[BEGIN]
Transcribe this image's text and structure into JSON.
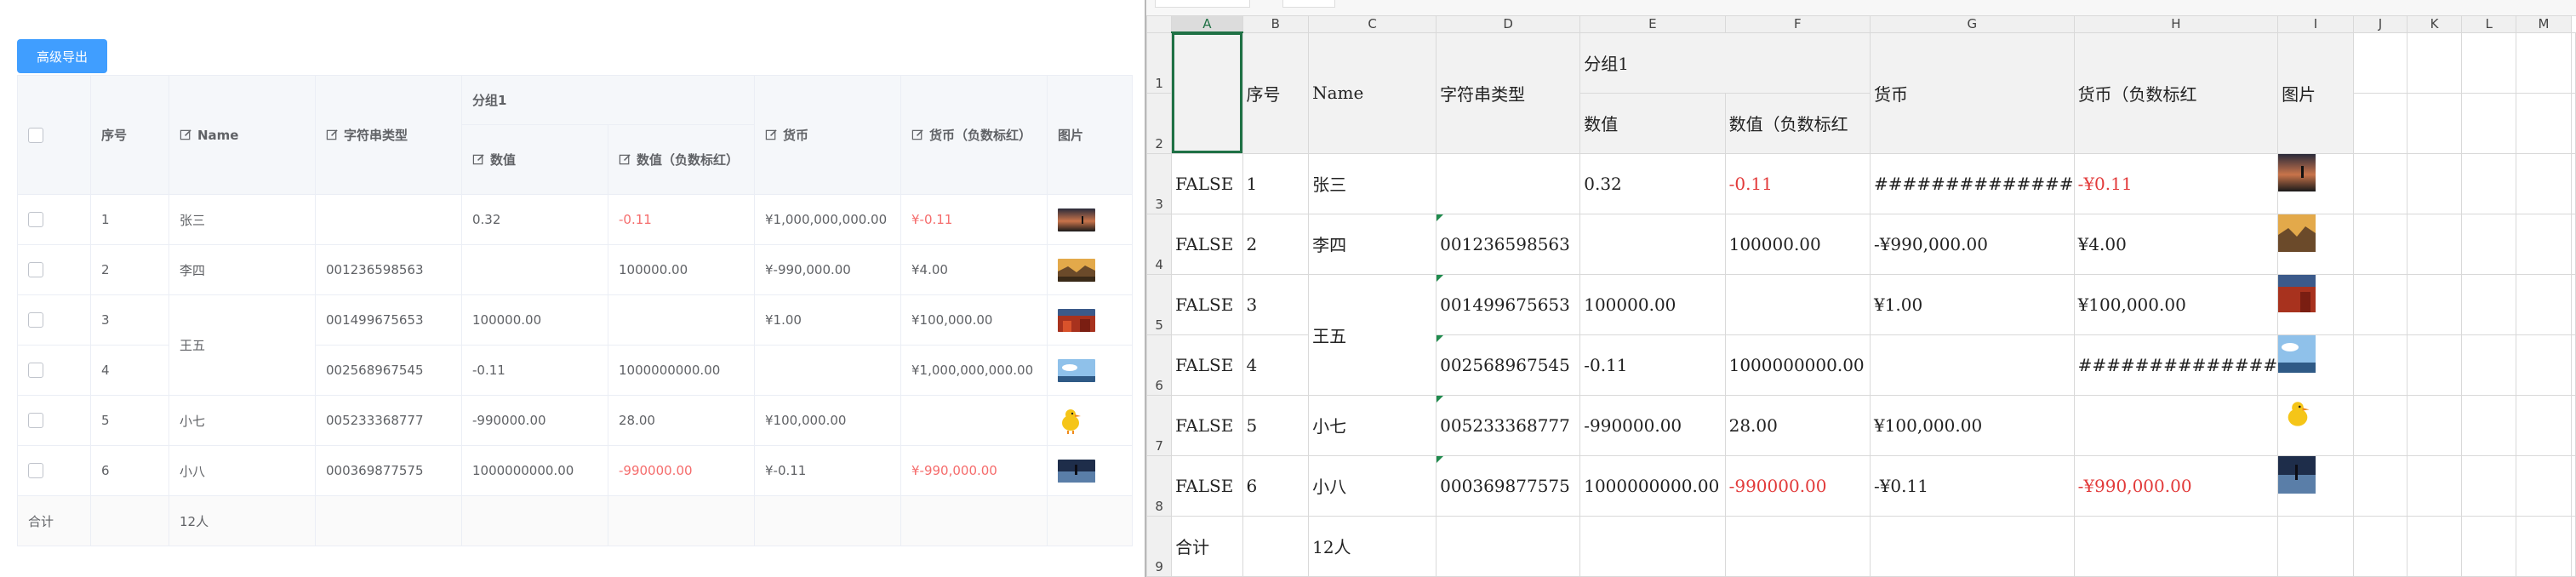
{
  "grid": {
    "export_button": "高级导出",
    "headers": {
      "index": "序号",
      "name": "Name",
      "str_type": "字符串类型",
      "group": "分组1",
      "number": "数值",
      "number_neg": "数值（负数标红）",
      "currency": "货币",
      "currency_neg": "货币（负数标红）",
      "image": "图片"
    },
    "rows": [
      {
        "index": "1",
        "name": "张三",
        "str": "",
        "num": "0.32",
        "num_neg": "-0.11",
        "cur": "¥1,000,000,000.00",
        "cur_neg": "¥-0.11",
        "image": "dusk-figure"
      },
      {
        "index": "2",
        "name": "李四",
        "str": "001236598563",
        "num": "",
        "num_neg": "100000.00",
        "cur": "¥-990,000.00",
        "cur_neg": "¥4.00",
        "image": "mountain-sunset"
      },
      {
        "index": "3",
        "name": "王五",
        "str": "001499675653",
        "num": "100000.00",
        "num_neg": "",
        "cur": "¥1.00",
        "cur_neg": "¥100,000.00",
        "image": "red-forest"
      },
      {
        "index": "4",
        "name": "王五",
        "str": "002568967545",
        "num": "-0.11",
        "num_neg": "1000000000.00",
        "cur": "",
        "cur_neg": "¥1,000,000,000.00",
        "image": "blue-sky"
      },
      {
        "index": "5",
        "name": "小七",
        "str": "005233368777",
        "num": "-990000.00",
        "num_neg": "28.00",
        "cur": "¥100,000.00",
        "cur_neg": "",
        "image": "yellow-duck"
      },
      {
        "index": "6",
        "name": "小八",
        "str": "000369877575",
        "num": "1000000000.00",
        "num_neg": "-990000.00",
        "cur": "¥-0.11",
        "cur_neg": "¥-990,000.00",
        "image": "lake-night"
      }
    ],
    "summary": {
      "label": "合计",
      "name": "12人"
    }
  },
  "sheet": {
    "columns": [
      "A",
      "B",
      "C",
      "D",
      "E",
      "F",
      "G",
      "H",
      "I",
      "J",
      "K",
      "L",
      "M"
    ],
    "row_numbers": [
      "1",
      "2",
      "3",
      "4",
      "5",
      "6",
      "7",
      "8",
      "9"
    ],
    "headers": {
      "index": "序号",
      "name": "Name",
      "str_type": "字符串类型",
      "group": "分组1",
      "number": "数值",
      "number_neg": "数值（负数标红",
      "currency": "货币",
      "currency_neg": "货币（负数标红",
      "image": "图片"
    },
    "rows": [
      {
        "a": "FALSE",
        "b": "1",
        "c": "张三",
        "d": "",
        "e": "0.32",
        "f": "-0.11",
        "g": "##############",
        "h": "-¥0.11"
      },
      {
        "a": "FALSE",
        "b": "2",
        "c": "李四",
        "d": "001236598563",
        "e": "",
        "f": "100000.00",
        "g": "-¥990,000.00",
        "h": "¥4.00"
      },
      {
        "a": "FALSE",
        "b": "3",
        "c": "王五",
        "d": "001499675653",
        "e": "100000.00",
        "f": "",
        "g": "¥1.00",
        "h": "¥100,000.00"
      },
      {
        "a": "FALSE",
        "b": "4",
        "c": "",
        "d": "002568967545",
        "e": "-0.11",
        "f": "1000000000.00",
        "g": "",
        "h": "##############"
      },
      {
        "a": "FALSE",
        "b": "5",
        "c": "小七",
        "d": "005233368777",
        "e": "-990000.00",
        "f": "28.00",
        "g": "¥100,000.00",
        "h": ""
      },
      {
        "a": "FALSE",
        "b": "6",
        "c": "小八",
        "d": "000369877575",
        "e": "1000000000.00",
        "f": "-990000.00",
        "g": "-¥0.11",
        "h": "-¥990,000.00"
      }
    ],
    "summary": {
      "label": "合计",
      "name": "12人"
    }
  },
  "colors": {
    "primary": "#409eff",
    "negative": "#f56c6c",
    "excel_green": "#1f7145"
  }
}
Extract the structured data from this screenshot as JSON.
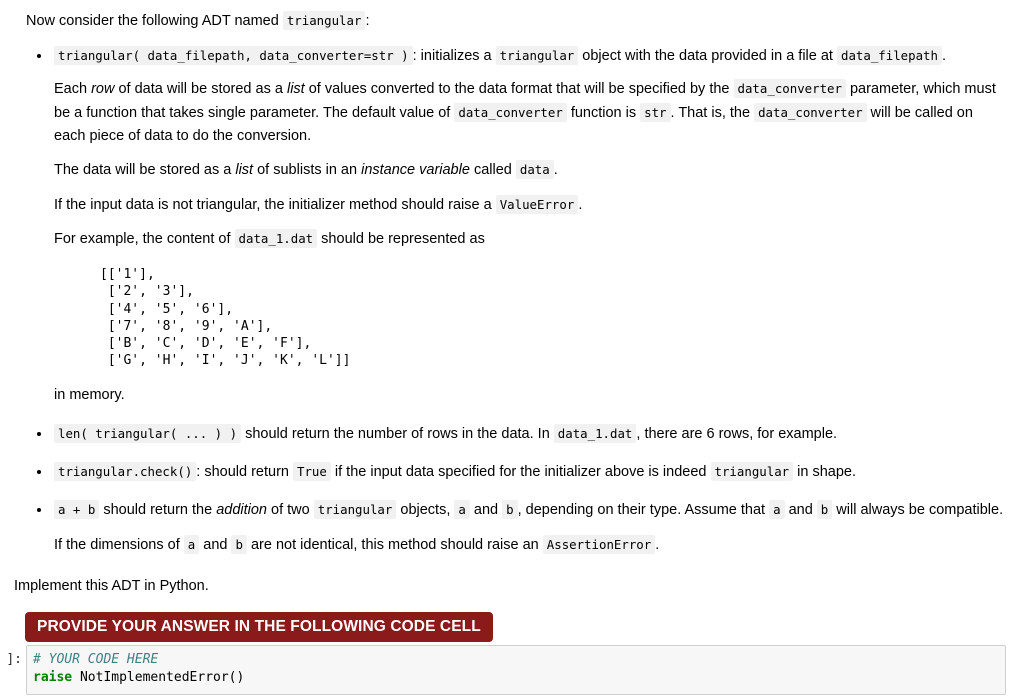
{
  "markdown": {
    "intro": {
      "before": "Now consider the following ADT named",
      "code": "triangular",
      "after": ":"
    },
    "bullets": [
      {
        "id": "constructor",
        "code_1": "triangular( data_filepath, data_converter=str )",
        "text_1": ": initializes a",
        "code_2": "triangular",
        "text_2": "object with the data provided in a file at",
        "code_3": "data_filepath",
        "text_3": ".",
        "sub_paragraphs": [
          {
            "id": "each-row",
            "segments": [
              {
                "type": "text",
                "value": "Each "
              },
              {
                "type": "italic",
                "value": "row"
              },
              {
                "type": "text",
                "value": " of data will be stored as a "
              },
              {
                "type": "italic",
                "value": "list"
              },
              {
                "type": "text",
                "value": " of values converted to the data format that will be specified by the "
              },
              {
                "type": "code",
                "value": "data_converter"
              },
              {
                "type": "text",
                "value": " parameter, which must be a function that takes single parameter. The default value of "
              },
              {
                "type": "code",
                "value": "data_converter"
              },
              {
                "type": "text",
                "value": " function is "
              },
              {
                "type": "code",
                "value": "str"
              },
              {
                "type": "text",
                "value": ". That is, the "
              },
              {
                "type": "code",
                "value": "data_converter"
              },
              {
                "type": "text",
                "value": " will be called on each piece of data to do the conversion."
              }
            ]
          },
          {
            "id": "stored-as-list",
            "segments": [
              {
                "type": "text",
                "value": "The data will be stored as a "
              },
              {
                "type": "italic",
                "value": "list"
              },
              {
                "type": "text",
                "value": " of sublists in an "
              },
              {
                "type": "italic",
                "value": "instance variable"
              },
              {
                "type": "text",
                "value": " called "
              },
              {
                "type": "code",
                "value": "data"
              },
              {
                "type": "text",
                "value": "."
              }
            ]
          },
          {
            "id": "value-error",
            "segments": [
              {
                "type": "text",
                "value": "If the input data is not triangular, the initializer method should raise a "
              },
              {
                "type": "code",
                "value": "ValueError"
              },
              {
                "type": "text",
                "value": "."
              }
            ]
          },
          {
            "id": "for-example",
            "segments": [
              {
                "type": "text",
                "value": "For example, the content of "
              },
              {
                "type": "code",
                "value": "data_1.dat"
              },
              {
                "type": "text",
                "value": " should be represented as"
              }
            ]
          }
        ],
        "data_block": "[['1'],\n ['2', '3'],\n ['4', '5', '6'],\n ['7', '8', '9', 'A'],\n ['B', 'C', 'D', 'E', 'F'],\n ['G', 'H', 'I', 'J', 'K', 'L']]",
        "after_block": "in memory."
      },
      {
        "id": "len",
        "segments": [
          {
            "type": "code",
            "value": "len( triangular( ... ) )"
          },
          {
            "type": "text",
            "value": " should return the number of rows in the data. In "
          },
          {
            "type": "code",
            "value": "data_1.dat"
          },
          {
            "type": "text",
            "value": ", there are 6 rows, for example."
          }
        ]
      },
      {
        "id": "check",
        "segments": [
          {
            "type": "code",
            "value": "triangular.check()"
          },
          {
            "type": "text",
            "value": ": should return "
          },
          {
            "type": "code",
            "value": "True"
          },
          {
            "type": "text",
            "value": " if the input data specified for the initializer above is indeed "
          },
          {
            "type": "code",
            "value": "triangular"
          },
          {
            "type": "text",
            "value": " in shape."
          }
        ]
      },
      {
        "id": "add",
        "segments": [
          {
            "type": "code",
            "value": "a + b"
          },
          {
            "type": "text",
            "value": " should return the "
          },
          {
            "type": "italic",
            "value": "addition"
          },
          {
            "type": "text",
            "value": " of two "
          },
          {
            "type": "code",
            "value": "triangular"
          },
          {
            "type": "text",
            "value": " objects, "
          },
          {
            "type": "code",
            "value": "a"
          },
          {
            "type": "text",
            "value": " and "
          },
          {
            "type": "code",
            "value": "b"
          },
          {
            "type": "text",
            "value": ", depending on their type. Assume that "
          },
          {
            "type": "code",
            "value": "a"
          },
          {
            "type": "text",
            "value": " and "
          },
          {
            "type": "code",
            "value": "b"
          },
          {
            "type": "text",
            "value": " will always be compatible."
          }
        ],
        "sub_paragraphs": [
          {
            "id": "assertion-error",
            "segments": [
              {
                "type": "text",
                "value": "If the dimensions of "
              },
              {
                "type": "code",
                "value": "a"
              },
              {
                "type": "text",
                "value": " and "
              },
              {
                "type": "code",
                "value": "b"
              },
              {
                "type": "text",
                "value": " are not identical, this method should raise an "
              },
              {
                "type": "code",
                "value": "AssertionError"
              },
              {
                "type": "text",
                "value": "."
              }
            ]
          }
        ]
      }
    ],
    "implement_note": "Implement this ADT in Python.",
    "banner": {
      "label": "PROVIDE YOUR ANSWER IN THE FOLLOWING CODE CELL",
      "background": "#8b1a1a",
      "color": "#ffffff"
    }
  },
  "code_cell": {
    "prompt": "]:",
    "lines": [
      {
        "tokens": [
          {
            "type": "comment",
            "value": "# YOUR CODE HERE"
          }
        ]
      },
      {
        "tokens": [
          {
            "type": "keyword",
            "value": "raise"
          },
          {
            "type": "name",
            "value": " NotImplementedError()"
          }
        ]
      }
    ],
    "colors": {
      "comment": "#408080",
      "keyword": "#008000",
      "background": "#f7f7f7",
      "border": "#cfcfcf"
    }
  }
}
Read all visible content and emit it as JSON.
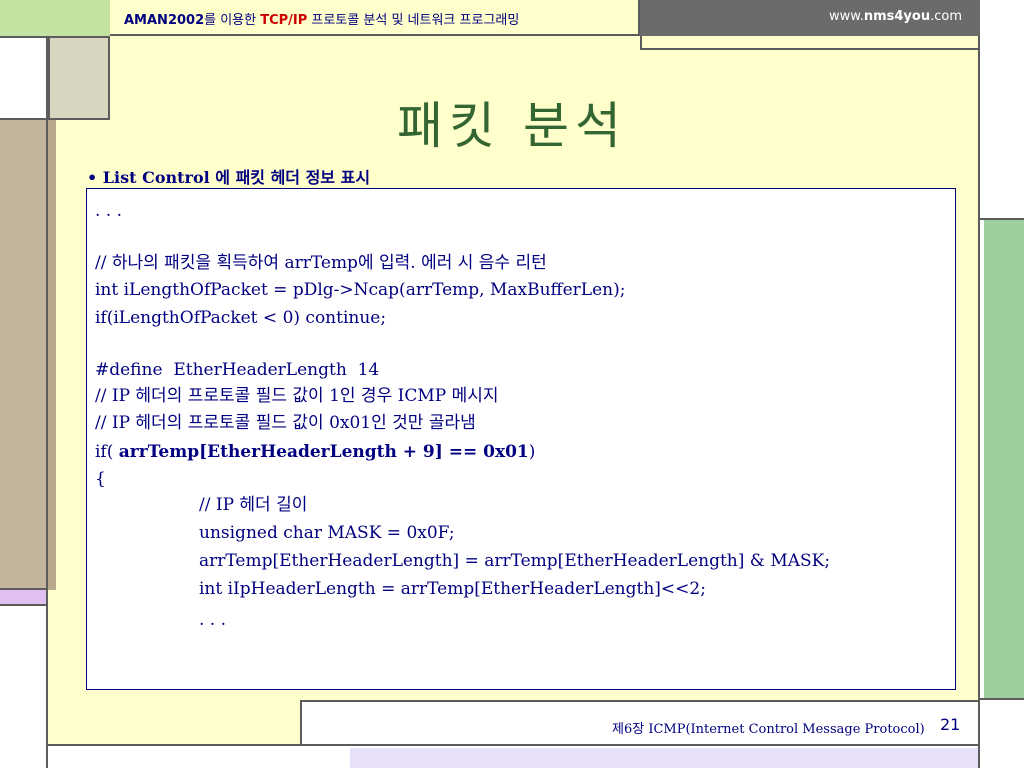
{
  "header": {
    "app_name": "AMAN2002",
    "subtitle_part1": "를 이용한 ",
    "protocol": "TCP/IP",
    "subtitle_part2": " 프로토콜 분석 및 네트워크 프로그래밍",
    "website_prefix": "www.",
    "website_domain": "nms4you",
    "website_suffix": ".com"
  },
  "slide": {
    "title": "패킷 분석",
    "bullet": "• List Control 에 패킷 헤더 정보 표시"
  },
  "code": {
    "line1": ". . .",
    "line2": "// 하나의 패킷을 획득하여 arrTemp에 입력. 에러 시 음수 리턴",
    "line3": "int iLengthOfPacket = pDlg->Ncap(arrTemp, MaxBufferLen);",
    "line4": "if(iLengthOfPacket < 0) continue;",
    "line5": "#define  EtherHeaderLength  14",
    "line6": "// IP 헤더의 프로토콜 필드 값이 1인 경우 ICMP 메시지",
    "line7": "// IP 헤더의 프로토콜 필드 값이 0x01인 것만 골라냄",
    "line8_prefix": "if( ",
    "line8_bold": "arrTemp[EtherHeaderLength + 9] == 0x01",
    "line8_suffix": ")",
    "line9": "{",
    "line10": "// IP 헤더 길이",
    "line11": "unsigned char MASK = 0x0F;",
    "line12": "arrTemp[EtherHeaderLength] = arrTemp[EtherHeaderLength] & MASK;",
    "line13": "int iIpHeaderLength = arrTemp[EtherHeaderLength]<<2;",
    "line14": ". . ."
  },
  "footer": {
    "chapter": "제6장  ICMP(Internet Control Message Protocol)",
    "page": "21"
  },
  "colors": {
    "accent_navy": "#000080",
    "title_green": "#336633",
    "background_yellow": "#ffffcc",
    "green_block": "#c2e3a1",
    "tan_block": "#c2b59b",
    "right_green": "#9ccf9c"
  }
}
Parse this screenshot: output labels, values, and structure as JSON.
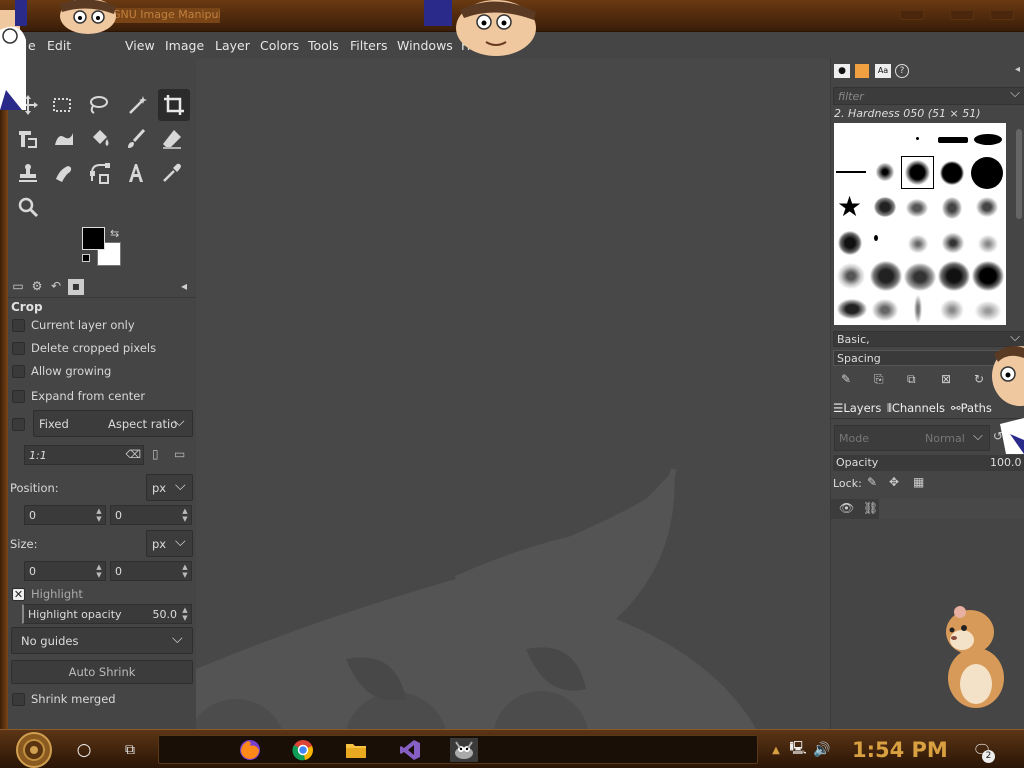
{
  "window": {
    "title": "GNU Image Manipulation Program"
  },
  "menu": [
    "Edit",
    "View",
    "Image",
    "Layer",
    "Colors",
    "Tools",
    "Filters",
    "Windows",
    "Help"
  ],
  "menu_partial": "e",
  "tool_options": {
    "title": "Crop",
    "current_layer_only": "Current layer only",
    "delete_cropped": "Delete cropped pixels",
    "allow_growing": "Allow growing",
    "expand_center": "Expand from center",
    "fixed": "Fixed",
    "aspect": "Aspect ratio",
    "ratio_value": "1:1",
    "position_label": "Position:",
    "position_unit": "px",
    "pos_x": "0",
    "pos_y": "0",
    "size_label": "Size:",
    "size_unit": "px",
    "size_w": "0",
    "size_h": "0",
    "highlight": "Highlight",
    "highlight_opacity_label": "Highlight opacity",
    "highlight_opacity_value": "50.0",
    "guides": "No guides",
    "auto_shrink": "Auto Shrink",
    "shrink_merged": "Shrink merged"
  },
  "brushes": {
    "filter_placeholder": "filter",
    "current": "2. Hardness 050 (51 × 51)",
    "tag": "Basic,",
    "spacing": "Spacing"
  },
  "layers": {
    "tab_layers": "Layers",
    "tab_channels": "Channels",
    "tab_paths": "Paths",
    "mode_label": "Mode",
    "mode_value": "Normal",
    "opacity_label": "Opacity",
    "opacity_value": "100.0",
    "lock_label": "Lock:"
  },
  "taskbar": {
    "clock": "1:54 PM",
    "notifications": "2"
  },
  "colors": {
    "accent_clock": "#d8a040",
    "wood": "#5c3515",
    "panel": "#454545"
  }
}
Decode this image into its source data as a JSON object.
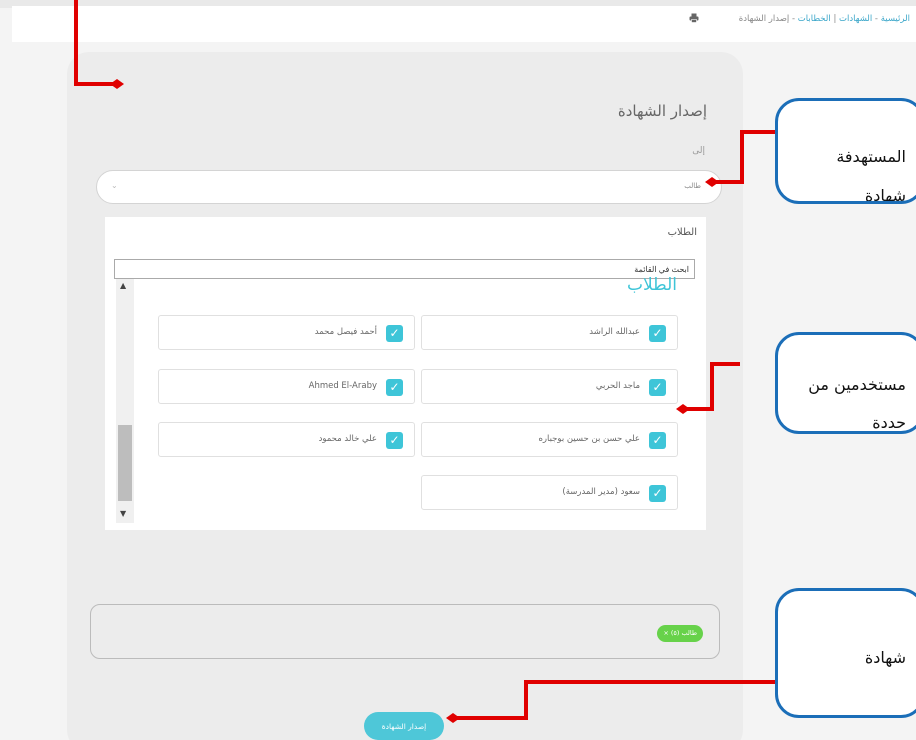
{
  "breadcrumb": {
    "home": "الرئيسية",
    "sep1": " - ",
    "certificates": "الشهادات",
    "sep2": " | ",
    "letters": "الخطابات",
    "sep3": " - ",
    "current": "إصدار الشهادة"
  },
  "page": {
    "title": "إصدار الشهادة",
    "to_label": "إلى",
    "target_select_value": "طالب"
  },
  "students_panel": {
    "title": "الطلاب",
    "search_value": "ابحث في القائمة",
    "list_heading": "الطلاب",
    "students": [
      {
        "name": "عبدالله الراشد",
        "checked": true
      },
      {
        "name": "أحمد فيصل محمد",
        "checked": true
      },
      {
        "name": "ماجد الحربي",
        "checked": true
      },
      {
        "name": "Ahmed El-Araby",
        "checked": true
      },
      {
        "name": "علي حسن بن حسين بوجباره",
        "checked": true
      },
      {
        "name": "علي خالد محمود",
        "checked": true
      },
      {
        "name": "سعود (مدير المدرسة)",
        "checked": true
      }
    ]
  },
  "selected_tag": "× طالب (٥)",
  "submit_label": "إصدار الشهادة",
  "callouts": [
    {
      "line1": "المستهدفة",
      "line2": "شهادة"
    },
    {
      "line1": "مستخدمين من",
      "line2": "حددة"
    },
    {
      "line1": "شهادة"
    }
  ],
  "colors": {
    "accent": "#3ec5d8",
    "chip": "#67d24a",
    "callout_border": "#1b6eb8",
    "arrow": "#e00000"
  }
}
[END]
> WRITTEN PROBLEM:
Collect every line with the string "iLengthOfPacket" from the records, and copy each.

> TASK RESULT:
    "line3": "int iLengthOfPacket = pDlg->Ncap(arrTemp, MaxBufferLen);",
    "line4": "if(iLengthOfPacket < 0) continue;",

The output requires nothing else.